• Problem description
Give the number of lines that include the word "detail", and nothing else.

☆ ☆ ☆ ☆

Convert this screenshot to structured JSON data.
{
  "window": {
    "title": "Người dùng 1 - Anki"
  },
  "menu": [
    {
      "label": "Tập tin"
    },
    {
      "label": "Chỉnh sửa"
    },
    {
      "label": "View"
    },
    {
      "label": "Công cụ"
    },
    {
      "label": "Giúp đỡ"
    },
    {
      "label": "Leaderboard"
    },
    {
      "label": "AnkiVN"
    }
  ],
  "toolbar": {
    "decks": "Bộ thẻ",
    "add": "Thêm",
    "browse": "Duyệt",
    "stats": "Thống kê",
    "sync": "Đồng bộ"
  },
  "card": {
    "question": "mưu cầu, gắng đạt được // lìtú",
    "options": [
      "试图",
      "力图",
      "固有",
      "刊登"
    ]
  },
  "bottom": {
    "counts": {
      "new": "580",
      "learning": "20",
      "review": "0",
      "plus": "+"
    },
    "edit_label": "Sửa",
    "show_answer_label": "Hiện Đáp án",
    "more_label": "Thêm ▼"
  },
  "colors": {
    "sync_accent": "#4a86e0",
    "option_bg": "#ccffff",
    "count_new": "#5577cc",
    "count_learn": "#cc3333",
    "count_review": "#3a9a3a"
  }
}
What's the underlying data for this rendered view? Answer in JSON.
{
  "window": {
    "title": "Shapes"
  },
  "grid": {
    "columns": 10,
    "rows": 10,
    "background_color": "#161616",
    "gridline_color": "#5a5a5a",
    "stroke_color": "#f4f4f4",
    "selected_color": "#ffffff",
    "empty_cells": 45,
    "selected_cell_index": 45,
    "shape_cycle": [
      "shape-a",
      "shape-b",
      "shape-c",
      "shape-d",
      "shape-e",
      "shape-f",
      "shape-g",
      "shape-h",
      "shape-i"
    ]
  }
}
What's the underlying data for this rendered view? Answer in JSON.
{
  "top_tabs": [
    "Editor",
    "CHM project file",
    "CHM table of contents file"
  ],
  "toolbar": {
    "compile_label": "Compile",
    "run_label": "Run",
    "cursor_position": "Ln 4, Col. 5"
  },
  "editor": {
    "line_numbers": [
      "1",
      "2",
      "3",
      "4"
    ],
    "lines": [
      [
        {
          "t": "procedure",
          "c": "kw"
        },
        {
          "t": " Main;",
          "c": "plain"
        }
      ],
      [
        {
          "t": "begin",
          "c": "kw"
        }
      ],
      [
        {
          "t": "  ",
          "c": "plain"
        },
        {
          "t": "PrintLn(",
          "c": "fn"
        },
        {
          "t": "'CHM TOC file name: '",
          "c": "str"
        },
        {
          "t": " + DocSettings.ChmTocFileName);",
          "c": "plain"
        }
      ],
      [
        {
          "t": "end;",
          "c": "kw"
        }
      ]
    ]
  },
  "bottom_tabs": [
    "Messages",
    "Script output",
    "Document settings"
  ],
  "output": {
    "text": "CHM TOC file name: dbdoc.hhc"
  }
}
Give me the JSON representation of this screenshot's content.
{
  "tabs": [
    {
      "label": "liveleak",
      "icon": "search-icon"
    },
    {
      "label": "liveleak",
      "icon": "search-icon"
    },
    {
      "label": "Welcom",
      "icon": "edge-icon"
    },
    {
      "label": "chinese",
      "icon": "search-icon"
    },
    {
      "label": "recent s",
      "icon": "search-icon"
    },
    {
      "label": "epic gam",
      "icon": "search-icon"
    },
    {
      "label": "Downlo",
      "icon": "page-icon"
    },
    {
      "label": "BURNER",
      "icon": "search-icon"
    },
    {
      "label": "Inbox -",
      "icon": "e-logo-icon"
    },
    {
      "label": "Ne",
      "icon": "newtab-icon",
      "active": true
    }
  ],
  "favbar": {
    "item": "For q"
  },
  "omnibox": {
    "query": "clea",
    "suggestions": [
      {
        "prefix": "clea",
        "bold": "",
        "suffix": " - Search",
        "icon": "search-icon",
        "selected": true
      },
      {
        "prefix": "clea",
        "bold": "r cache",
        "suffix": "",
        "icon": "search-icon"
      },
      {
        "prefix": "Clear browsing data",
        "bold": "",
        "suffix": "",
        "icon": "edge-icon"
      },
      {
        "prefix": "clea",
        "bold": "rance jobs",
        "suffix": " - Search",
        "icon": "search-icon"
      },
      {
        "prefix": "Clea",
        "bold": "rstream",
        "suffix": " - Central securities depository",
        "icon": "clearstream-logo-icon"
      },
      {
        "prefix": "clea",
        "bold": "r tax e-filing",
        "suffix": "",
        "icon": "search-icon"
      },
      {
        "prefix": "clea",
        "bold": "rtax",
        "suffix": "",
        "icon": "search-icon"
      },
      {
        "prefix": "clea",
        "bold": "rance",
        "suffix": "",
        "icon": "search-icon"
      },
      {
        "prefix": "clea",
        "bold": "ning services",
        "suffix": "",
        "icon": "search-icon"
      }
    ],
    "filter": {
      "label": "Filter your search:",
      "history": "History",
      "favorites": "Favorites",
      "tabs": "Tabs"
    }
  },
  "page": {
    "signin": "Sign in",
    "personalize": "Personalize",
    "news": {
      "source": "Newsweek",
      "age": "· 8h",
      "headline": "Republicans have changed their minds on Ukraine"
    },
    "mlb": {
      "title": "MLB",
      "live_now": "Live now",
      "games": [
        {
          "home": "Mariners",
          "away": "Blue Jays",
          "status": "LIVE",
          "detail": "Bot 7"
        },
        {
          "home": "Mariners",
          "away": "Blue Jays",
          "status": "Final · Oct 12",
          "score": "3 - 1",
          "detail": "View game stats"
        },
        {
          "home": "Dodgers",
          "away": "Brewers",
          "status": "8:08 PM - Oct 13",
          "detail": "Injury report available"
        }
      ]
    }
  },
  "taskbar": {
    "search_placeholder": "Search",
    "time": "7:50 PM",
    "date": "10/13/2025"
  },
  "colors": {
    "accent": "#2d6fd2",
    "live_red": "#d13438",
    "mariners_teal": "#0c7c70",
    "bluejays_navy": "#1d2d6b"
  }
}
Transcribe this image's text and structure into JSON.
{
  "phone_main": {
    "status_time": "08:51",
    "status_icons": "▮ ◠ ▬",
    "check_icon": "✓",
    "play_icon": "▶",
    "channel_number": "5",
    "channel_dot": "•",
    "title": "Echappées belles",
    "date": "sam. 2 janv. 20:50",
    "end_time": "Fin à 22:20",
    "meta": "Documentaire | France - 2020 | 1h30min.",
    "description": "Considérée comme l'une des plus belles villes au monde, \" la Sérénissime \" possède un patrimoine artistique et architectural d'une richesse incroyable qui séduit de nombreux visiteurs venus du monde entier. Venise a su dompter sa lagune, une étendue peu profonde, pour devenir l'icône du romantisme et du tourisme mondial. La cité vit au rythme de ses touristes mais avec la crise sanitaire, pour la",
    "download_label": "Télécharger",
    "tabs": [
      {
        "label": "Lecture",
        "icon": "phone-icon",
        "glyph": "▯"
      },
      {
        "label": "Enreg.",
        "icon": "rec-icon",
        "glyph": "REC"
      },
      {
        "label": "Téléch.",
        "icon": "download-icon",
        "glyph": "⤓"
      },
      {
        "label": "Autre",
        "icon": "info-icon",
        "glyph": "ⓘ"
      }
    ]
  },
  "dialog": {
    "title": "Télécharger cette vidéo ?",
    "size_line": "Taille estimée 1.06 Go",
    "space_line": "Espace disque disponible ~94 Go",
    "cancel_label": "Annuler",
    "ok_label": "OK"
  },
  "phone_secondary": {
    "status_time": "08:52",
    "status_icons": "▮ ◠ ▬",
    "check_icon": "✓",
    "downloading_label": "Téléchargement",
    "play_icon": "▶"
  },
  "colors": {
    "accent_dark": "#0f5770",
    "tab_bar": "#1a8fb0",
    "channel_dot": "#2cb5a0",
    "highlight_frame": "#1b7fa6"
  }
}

☆ ☆ ☆ ☆

• Result below
3